## THE TASK
Transcribe each line of the material as it is, and drop any picture.

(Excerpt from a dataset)
[start]

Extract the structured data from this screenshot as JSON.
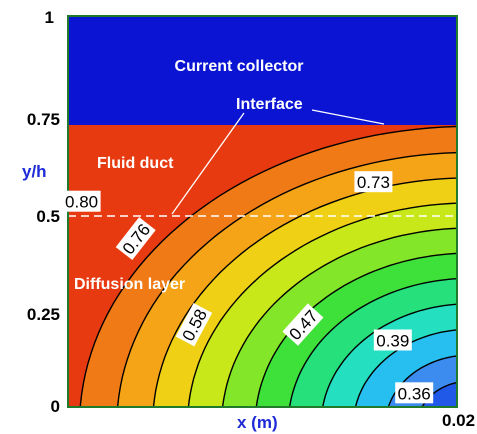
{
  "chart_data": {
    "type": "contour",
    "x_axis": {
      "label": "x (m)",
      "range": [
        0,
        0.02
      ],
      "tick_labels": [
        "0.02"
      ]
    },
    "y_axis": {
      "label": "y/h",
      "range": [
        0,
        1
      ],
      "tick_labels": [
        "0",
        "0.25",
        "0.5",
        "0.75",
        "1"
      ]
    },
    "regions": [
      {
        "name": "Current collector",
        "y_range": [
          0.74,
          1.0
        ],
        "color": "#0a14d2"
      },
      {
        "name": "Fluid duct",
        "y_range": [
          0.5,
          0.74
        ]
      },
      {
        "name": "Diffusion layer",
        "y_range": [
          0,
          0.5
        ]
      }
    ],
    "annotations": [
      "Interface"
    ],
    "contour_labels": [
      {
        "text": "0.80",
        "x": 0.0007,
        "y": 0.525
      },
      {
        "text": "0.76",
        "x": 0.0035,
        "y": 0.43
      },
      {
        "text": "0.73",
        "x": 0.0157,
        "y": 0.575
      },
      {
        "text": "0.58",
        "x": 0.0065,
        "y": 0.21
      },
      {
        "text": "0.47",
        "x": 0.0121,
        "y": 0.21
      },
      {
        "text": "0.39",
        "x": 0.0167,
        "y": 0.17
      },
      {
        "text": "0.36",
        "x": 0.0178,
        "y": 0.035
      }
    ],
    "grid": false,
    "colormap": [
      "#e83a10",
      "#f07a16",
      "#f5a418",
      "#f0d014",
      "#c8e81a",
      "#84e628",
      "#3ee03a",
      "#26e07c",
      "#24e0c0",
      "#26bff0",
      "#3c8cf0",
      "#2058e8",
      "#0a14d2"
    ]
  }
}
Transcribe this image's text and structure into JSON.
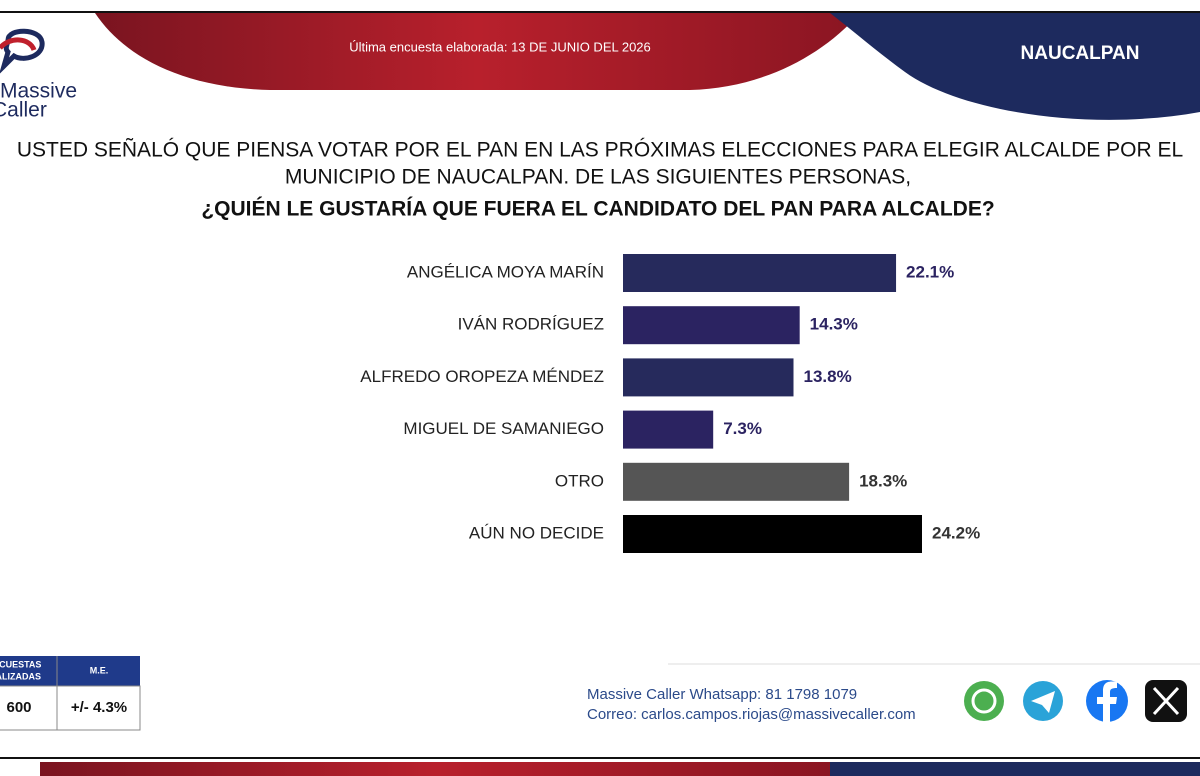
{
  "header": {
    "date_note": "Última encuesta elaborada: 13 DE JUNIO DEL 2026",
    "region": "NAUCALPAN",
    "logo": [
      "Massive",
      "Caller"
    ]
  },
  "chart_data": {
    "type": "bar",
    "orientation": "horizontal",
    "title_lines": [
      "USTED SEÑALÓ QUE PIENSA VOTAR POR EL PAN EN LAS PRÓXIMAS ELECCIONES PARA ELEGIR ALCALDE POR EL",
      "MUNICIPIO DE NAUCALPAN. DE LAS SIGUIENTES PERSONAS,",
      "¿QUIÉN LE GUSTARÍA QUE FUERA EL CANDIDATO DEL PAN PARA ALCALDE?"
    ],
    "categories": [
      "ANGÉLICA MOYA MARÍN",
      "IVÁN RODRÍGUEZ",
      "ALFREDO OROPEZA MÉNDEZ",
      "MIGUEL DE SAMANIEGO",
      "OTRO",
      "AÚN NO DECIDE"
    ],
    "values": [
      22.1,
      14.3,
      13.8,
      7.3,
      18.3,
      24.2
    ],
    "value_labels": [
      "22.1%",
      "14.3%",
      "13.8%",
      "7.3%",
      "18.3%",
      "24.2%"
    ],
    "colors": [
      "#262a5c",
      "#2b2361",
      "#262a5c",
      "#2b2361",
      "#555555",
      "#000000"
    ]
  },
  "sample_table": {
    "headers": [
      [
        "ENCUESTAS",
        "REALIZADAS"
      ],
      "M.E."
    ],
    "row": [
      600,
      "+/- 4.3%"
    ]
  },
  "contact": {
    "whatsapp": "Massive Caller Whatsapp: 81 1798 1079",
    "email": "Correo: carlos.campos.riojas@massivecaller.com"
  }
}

[end]

## EXPECTED ANSWER
Extract the structured data from this screenshot as JSON.
{
  "chart_data": {
    "type": "contour",
    "x_axis": {
      "label": "x (m)",
      "range": [
        0,
        0.02
      ],
      "tick_labels": [
        "0.02"
      ]
    },
    "y_axis": {
      "label": "y/h",
      "range": [
        0,
        1
      ],
      "tick_labels": [
        "0",
        "0.25",
        "0.5",
        "0.75",
        "1"
      ]
    },
    "regions": [
      {
        "name": "Current collector",
        "y_range": [
          0.74,
          1.0
        ],
        "color": "#0a14d2"
      },
      {
        "name": "Fluid duct",
        "y_range": [
          0.5,
          0.74
        ]
      },
      {
        "name": "Diffusion layer",
        "y_range": [
          0,
          0.5
        ]
      }
    ],
    "annotations": [
      "Interface"
    ],
    "contour_labels": [
      {
        "text": "0.80",
        "x": 0.0007,
        "y": 0.525
      },
      {
        "text": "0.76",
        "x": 0.0035,
        "y": 0.43
      },
      {
        "text": "0.73",
        "x": 0.0157,
        "y": 0.575
      },
      {
        "text": "0.58",
        "x": 0.0065,
        "y": 0.21
      },
      {
        "text": "0.47",
        "x": 0.0121,
        "y": 0.21
      },
      {
        "text": "0.39",
        "x": 0.0167,
        "y": 0.17
      },
      {
        "text": "0.36",
        "x": 0.0178,
        "y": 0.035
      }
    ],
    "grid": false,
    "colormap": [
      "#e83a10",
      "#f07a16",
      "#f5a418",
      "#f0d014",
      "#c8e81a",
      "#84e628",
      "#3ee03a",
      "#26e07c",
      "#24e0c0",
      "#26bff0",
      "#3c8cf0",
      "#2058e8",
      "#0a14d2"
    ]
  }
}
Transcribe this image's text and structure into JSON.
{
  "header": {
    "date_note": "Última encuesta elaborada: 13 DE JUNIO DEL 2026",
    "region": "NAUCALPAN",
    "logo": [
      "Massive",
      "Caller"
    ]
  },
  "chart_data": {
    "type": "bar",
    "orientation": "horizontal",
    "title_lines": [
      "USTED SEÑALÓ QUE PIENSA VOTAR POR EL PAN EN LAS PRÓXIMAS ELECCIONES PARA ELEGIR ALCALDE POR EL",
      "MUNICIPIO DE NAUCALPAN. DE LAS SIGUIENTES PERSONAS,",
      "¿QUIÉN LE GUSTARÍA QUE FUERA EL CANDIDATO DEL PAN PARA ALCALDE?"
    ],
    "categories": [
      "ANGÉLICA MOYA MARÍN",
      "IVÁN RODRÍGUEZ",
      "ALFREDO OROPEZA MÉNDEZ",
      "MIGUEL DE SAMANIEGO",
      "OTRO",
      "AÚN NO DECIDE"
    ],
    "values": [
      22.1,
      14.3,
      13.8,
      7.3,
      18.3,
      24.2
    ],
    "value_labels": [
      "22.1%",
      "14.3%",
      "13.8%",
      "7.3%",
      "18.3%",
      "24.2%"
    ],
    "colors": [
      "#262a5c",
      "#2b2361",
      "#262a5c",
      "#2b2361",
      "#555555",
      "#000000"
    ]
  },
  "sample_table": {
    "headers": [
      [
        "ENCUESTAS",
        "REALIZADAS"
      ],
      "M.E."
    ],
    "row": [
      600,
      "+/- 4.3%"
    ]
  },
  "contact": {
    "whatsapp": "Massive Caller Whatsapp: 81 1798 1079",
    "email": "Correo: carlos.campos.riojas@massivecaller.com"
  }
}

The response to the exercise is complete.